Objective
Do not carry the pictures over; copy every other part of the entries exactly.

* Begin *

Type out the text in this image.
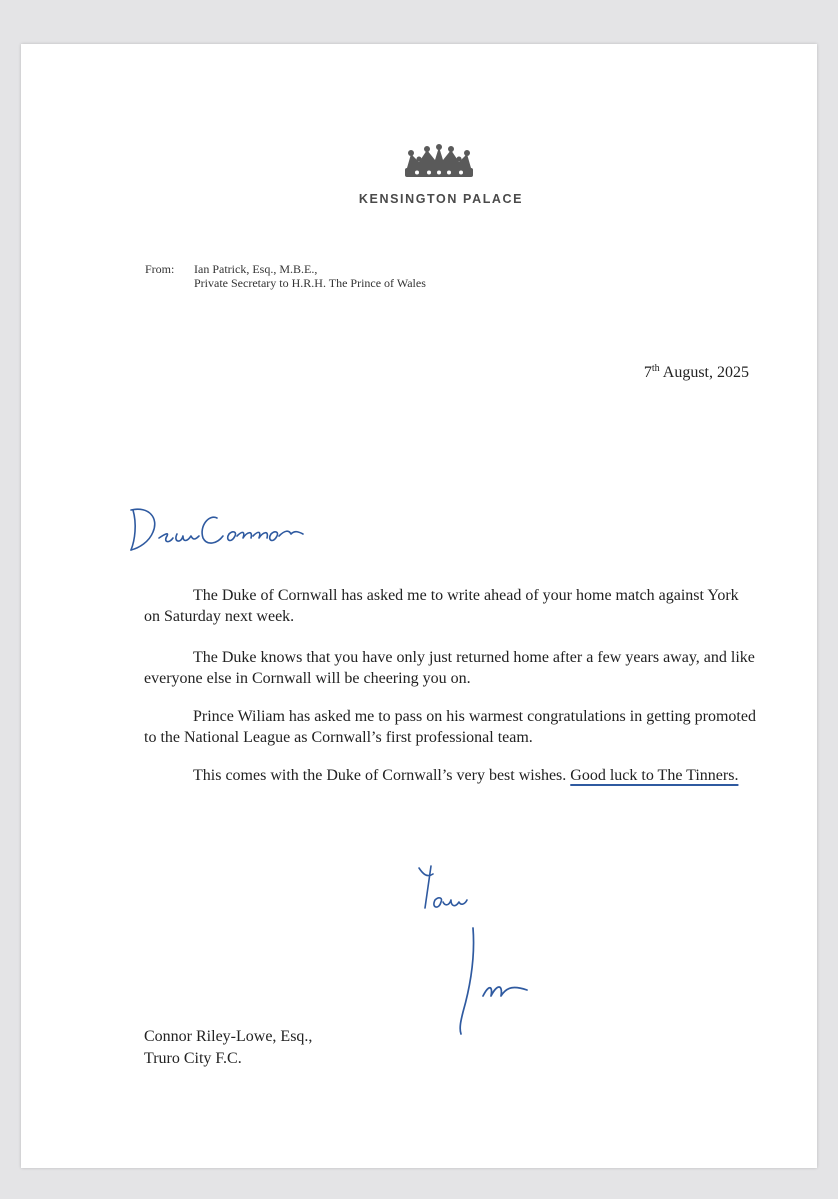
KENSINGTON PALACE
From: Ian Patrick, Esq., M.B.E.,
Private Secretary to H.R.H. The Prince of Wales
7th August, 2025
The Duke of Cornwall has asked me to write ahead of your home match against York on Saturday next week.
The Duke knows that you have only just returned home after a few years away, and like everyone else in Cornwall will be cheering you on.
Prince Wiliam has asked me to pass on his warmest congratulations in getting promoted to the National League as Cornwall’s first professional team.
This comes with the Duke of Cornwall’s very best wishes. Good luck to The Tinners.
Connor Riley-Lowe, Esq.,
Truro City F.C.
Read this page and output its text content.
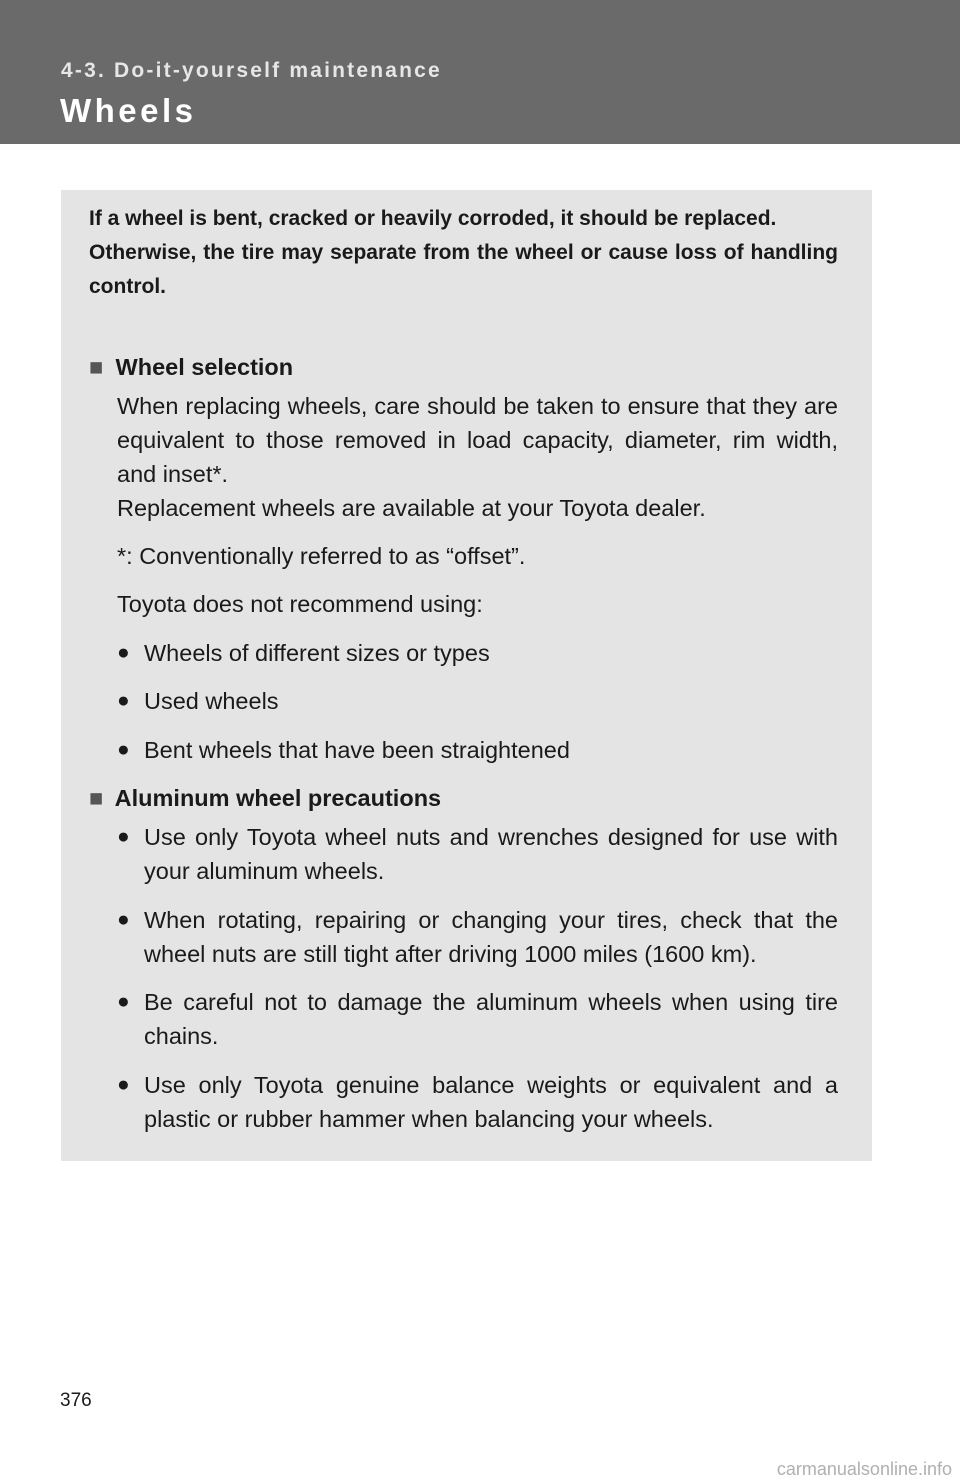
4-3. Do-it-yourself maintenance
Wheels

If a wheel is bent, cracked or heavily corroded, it should be replaced.

Otherwise, the tire may separate from the wheel or cause loss of handling control.

■ Wheel selection

When replacing wheels, care should be taken to ensure that they are equivalent to those removed in load capacity, diameter, rim width, and inset*.

Replacement wheels are available at your Toyota dealer.

*: Conventionally referred to as “offset”.
Toyota does not recommend using:
● Wheels of different sizes or types
● Used wheels
● Bent wheels that have been straightened
■ Aluminum wheel precautions
● Use only Toyota wheel nuts and wrenches designed for use with your aluminum wheels.
● When rotating, repairing or changing your tires, check that the wheel nuts are still tight after driving 1000 miles (1600 km).
● Be careful not to damage the aluminum wheels when using tire chains.
● Use only Toyota genuine balance weights or equivalent and a plastic or rubber hammer when balancing your wheels.
376
carmanualsonline.info
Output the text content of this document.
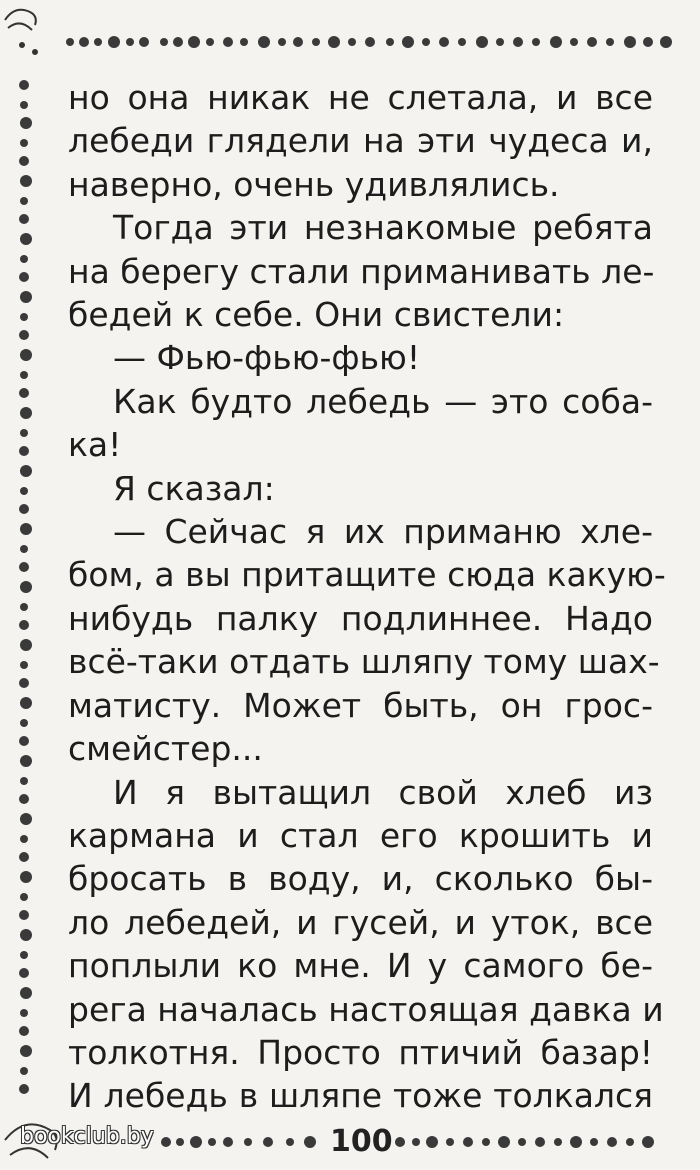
но она никак не слетала, и все
лебеди глядели на эти чудеса и,
наверно, очень удивлялись.
Тогда эти незнакомые ребята
на берегу стали приманивать ле-
бедей к себе. Они свистели:
— Фью-фью-фью!
Как будто лебедь — это соба-
ка!
Я сказал:
— Сейчас я их приманю хле-
бом, а вы притащите сюда какую-
нибудь палку подлиннее. Надо
всё-таки отдать шляпу тому шах-
матисту. Может быть, он грос-
смейстер...
И я вытащил свой хлеб из
кармана и стал его крошить и
бросать в воду, и, сколько бы-
ло лебедей, и гусей, и уток, все
поплыли ко мне. И у самого бе-
рега началась настоящая давка и
толкотня. Просто птичий базар!
И лебедь в шляпе тоже толкался
bookclub.by	100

* End *

Expected answer
Type out the text in this image.
KENSINGTON PALACE
From: Ian Patrick, Esq., M.B.E.,
Private Secretary to H.R.H. The Prince of Wales
7th August, 2025
The Duke of Cornwall has asked me to write ahead of your home match against York on Saturday next week.
The Duke knows that you have only just returned home after a few years away, and like everyone else in Cornwall will be cheering you on.
Prince Wiliam has asked me to pass on his warmest congratulations in getting promoted to the National League as Cornwall’s first professional team.
This comes with the Duke of Cornwall’s very best wishes. Good luck to The Tinners.
Connor Riley-Lowe, Esq.,
Truro City F.C.
Read this page and output its text content.
4-3. Do-it-yourself maintenance
Wheels

If a wheel is bent, cracked or heavily corroded, it should be replaced.

Otherwise, the tire may separate from the wheel or cause loss of handling control.

■ Wheel selection

When replacing wheels, care should be taken to ensure that they are equivalent to those removed in load capacity, diameter, rim width, and inset*.

Replacement wheels are available at your Toyota dealer.

*: Conventionally referred to as “offset”.
Toyota does not recommend using:
● Wheels of different sizes or types
● Used wheels
● Bent wheels that have been straightened
■ Aluminum wheel precautions
● Use only Toyota wheel nuts and wrenches designed for use with your aluminum wheels.
● When rotating, repairing or changing your tires, check that the wheel nuts are still tight after driving 1000 miles (1600 km).
● Be careful not to damage the aluminum wheels when using tire chains.
● Use only Toyota genuine balance weights or equivalent and a plastic or rubber hammer when balancing your wheels.
376
carmanualsonline.info
Output the text content of this document.
но она никак не слетала, и все
лебеди глядели на эти чудеса и,
наверно, очень удивлялись.
Тогда эти незнакомые ребята
на берегу стали приманивать ле-
бедей к себе. Они свистели:
— Фью-фью-фью!
Как будто лебедь — это соба-
ка!
Я сказал:
— Сейчас я их приманю хле-
бом, а вы притащите сюда какую-
нибудь палку подлиннее. Надо
всё-таки отдать шляпу тому шах-
матисту. Может быть, он грос-
смейстер...
И я вытащил свой хлеб из
кармана и стал его крошить и
бросать в воду, и, сколько бы-
ло лебедей, и гусей, и уток, все
поплыли ко мне. И у самого бе-
рега началась настоящая давка и
толкотня. Просто птичий базар!
И лебедь в шляпе тоже толкался
bookclub.by	100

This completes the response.